• _Exercise requirements_
Reproduce every line of the listing below verbatim, leaving out the picture.

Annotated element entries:
* begin *

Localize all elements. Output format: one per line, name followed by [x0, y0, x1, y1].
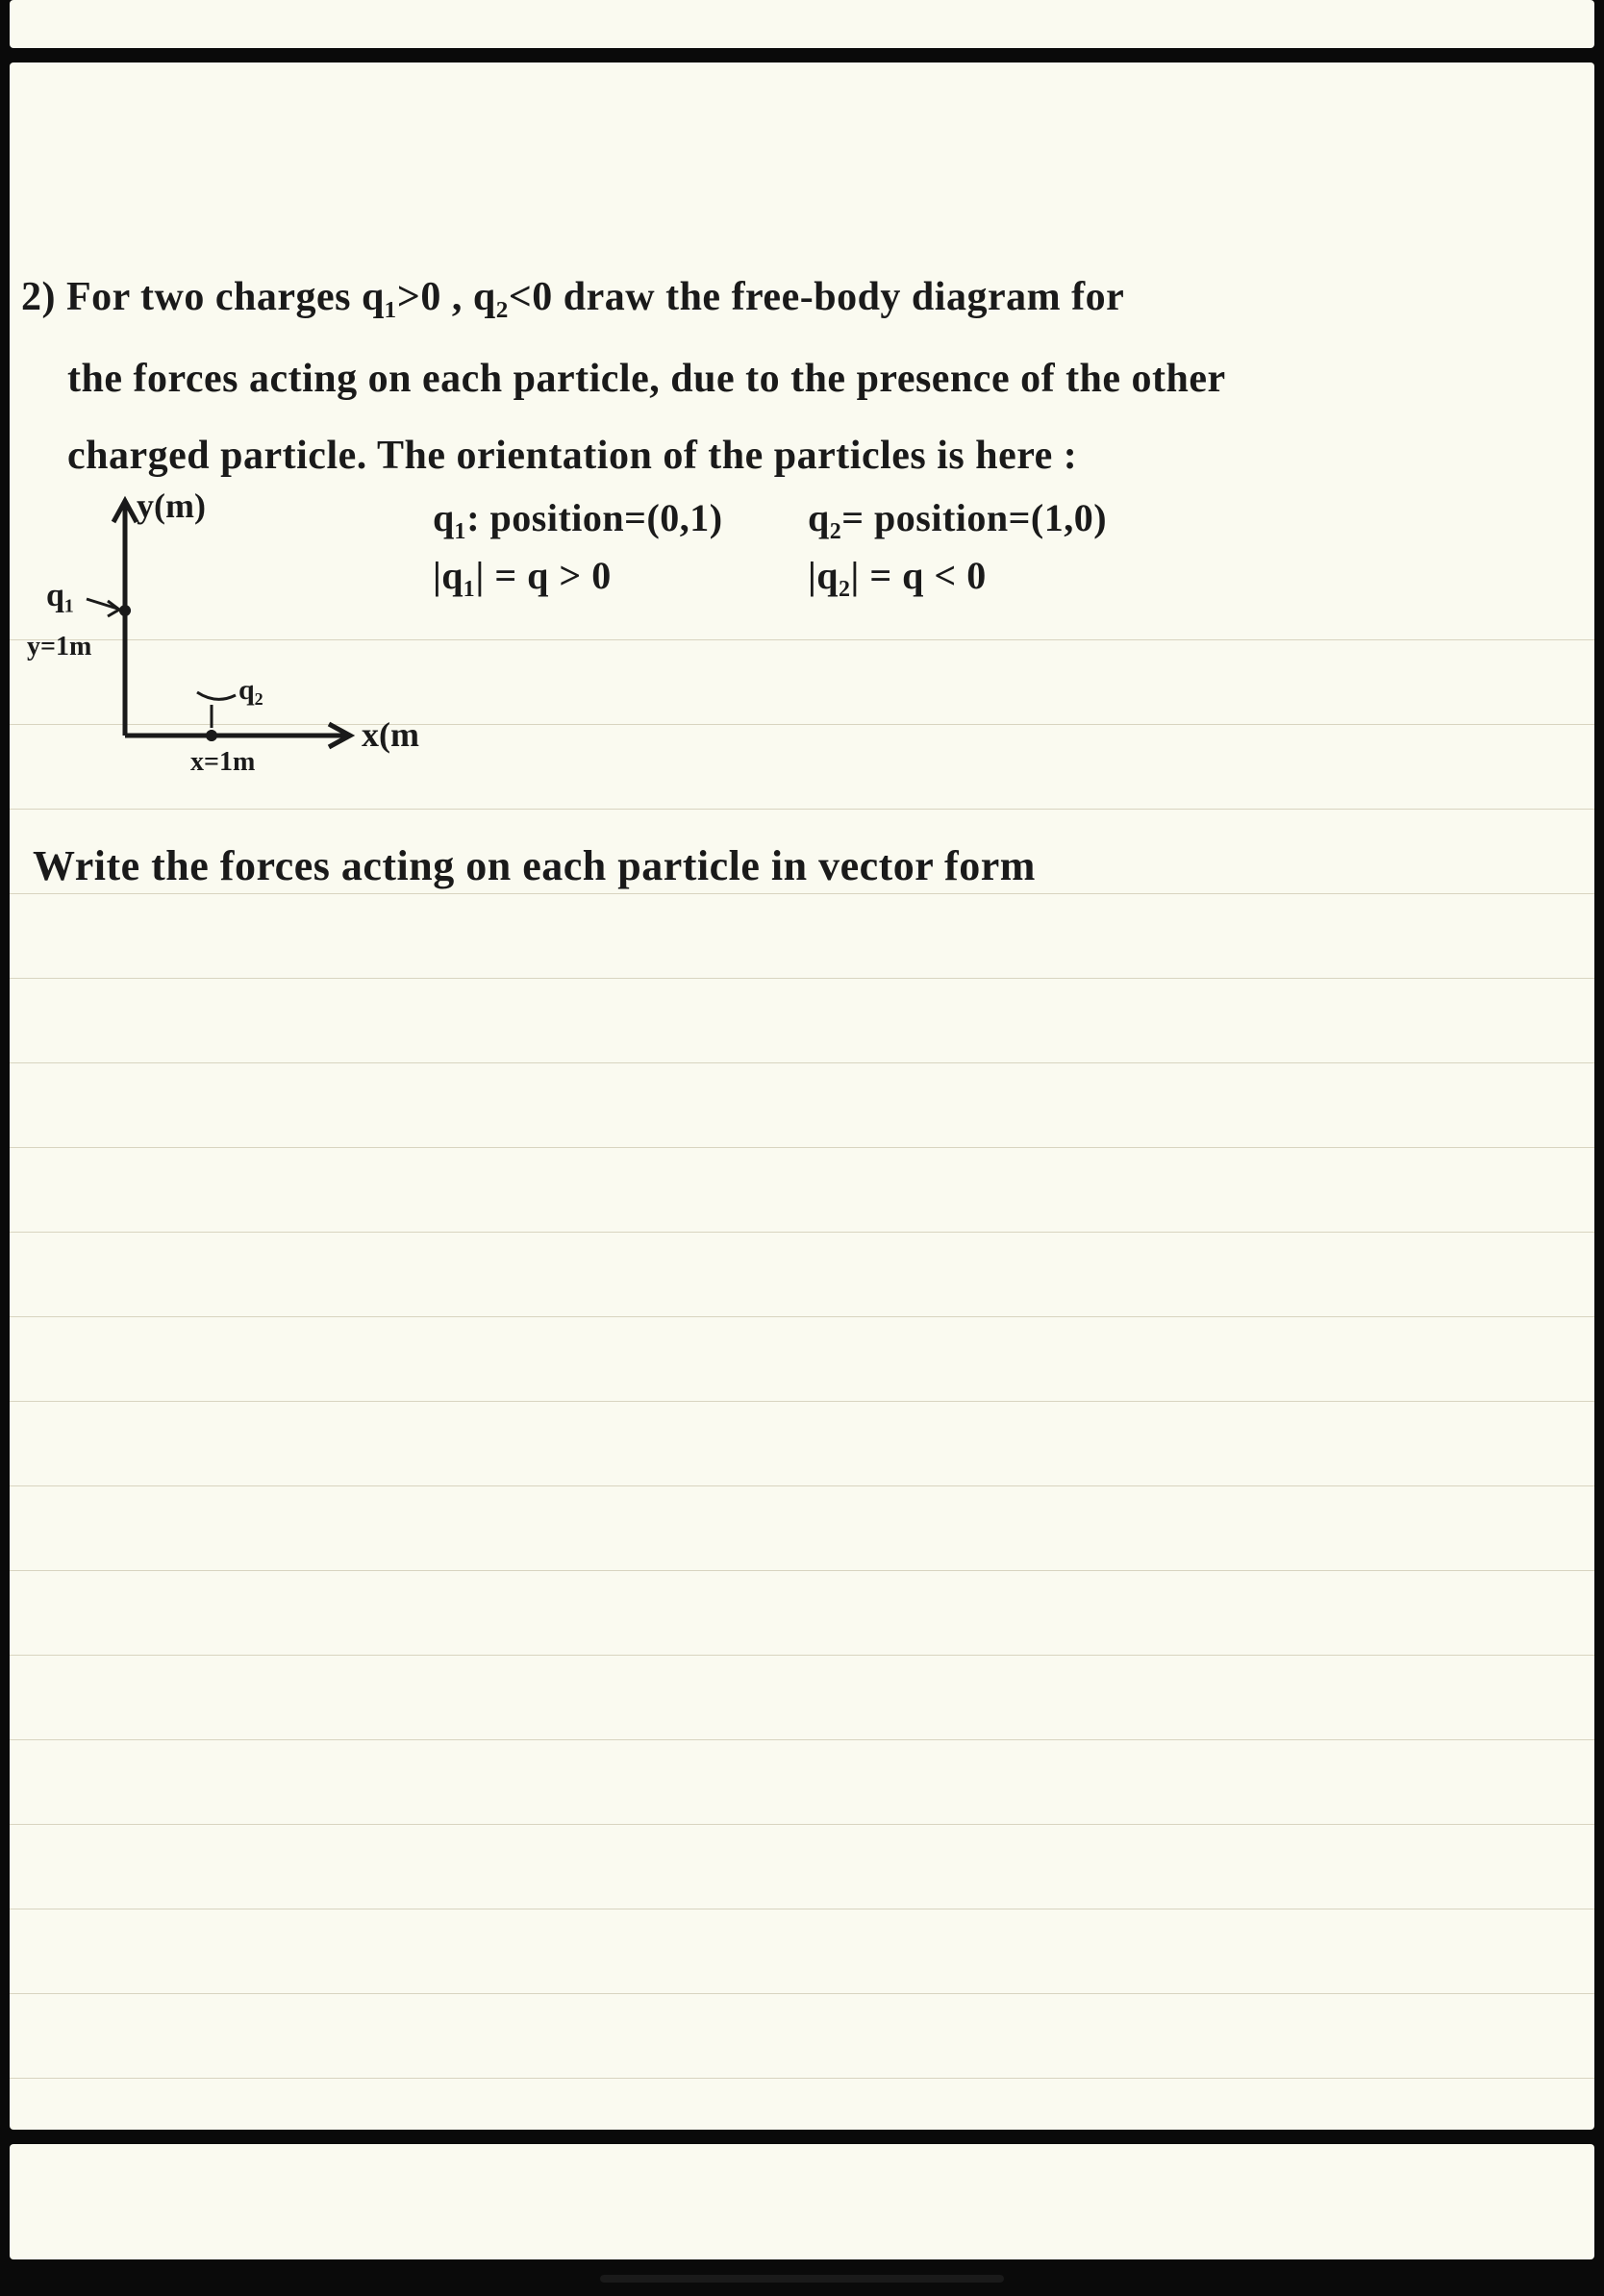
- ruled-line: [10, 1147, 1594, 1148]
- instruction-text: Write the forces acting on each particle…: [33, 841, 1036, 890]
- ruled-line: [10, 1232, 1594, 1233]
- y-tick-label: y=1m: [27, 632, 91, 662]
- q1-magnitude-text: |q₁| = q > 0: [433, 553, 612, 598]
- problem-text-2: the forces acting on each particle, due …: [67, 357, 1226, 401]
- ruled-line: [10, 978, 1594, 979]
- x-tick-label: x=1m: [190, 747, 255, 778]
- coordinate-diagram: y(m) x(m q₁ q₂ y=1m x=1m: [29, 466, 462, 793]
- x-axis-label: x(m: [362, 714, 419, 755]
- q1-label: q₁: [46, 578, 74, 614]
- ruled-line: [10, 1739, 1594, 1740]
- ruled-line: [10, 1570, 1594, 1571]
- ruled-line: [10, 1316, 1594, 1317]
- q2-magnitude-text: |q₂| = q < 0: [808, 553, 987, 598]
- bottom-paper-strip: [10, 2144, 1594, 2259]
- problem-line-2: the forces acting on each particle, due …: [67, 356, 1226, 402]
- problem-number: 2): [21, 275, 56, 319]
- ruled-line: [10, 1062, 1594, 1063]
- problem-text-1: For two charges q₁>0 , q₂<0 draw the fre…: [66, 275, 1124, 319]
- ruled-line: [10, 1401, 1594, 1402]
- ruled-line: [10, 2078, 1594, 2079]
- ruled-line: [10, 1993, 1594, 1994]
- y-axis-label: y(m): [137, 486, 206, 526]
- ruled-line: [10, 1655, 1594, 1656]
- q1-position-text: q₁: position=(0,1): [433, 495, 723, 540]
- ruled-line: [10, 1485, 1594, 1486]
- problem-line-1: 2) For two charges q₁>0 , q₂<0 draw the …: [21, 274, 1124, 320]
- ruled-line: [10, 893, 1594, 894]
- ruled-line: [10, 1824, 1594, 1825]
- home-indicator[interactable]: [600, 2275, 1004, 2283]
- q2-label: q₂: [238, 674, 263, 707]
- top-paper-strip: [10, 0, 1594, 48]
- q2-position-text: q₂= position=(1,0): [808, 495, 1107, 540]
- ruled-line: [10, 809, 1594, 810]
- q2-indicator: [197, 692, 236, 699]
- notebook-paper: 2) For two charges q₁>0 , q₂<0 draw the …: [10, 62, 1594, 2130]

* end *

• _Full output_
Localize all elements. Output format: one per line, name followed by [x0, y0, x1, y1].
- ruled-line: [10, 1147, 1594, 1148]
- instruction-text: Write the forces acting on each particle…: [33, 841, 1036, 890]
- ruled-line: [10, 1232, 1594, 1233]
- y-tick-label: y=1m: [27, 632, 91, 662]
- q1-magnitude-text: |q₁| = q > 0: [433, 553, 612, 598]
- problem-text-2: the forces acting on each particle, due …: [67, 357, 1226, 401]
- ruled-line: [10, 978, 1594, 979]
- x-tick-label: x=1m: [190, 747, 255, 778]
- coordinate-diagram: y(m) x(m q₁ q₂ y=1m x=1m: [29, 466, 462, 793]
- x-axis-label: x(m: [362, 714, 419, 755]
- q1-label: q₁: [46, 578, 74, 614]
- ruled-line: [10, 1739, 1594, 1740]
- ruled-line: [10, 1570, 1594, 1571]
- ruled-line: [10, 1316, 1594, 1317]
- q2-magnitude-text: |q₂| = q < 0: [808, 553, 987, 598]
- bottom-paper-strip: [10, 2144, 1594, 2259]
- problem-line-2: the forces acting on each particle, due …: [67, 356, 1226, 402]
- problem-number: 2): [21, 275, 56, 319]
- ruled-line: [10, 1062, 1594, 1063]
- problem-text-1: For two charges q₁>0 , q₂<0 draw the fre…: [66, 275, 1124, 319]
- ruled-line: [10, 1401, 1594, 1402]
- ruled-line: [10, 2078, 1594, 2079]
- ruled-line: [10, 1993, 1594, 1994]
- y-axis-label: y(m): [137, 486, 206, 526]
- ruled-line: [10, 1655, 1594, 1656]
- q1-position-text: q₁: position=(0,1): [433, 495, 723, 540]
- ruled-line: [10, 1485, 1594, 1486]
- problem-line-1: 2) For two charges q₁>0 , q₂<0 draw the …: [21, 274, 1124, 320]
- ruled-line: [10, 893, 1594, 894]
- ruled-line: [10, 1824, 1594, 1825]
- home-indicator[interactable]: [600, 2275, 1004, 2283]
- q2-label: q₂: [238, 674, 263, 707]
- top-paper-strip: [10, 0, 1594, 48]
- q2-position-text: q₂= position=(1,0): [808, 495, 1107, 540]
- ruled-line: [10, 809, 1594, 810]
- q2-indicator: [197, 692, 236, 699]
- notebook-paper: 2) For two charges q₁>0 , q₂<0 draw the …: [10, 62, 1594, 2130]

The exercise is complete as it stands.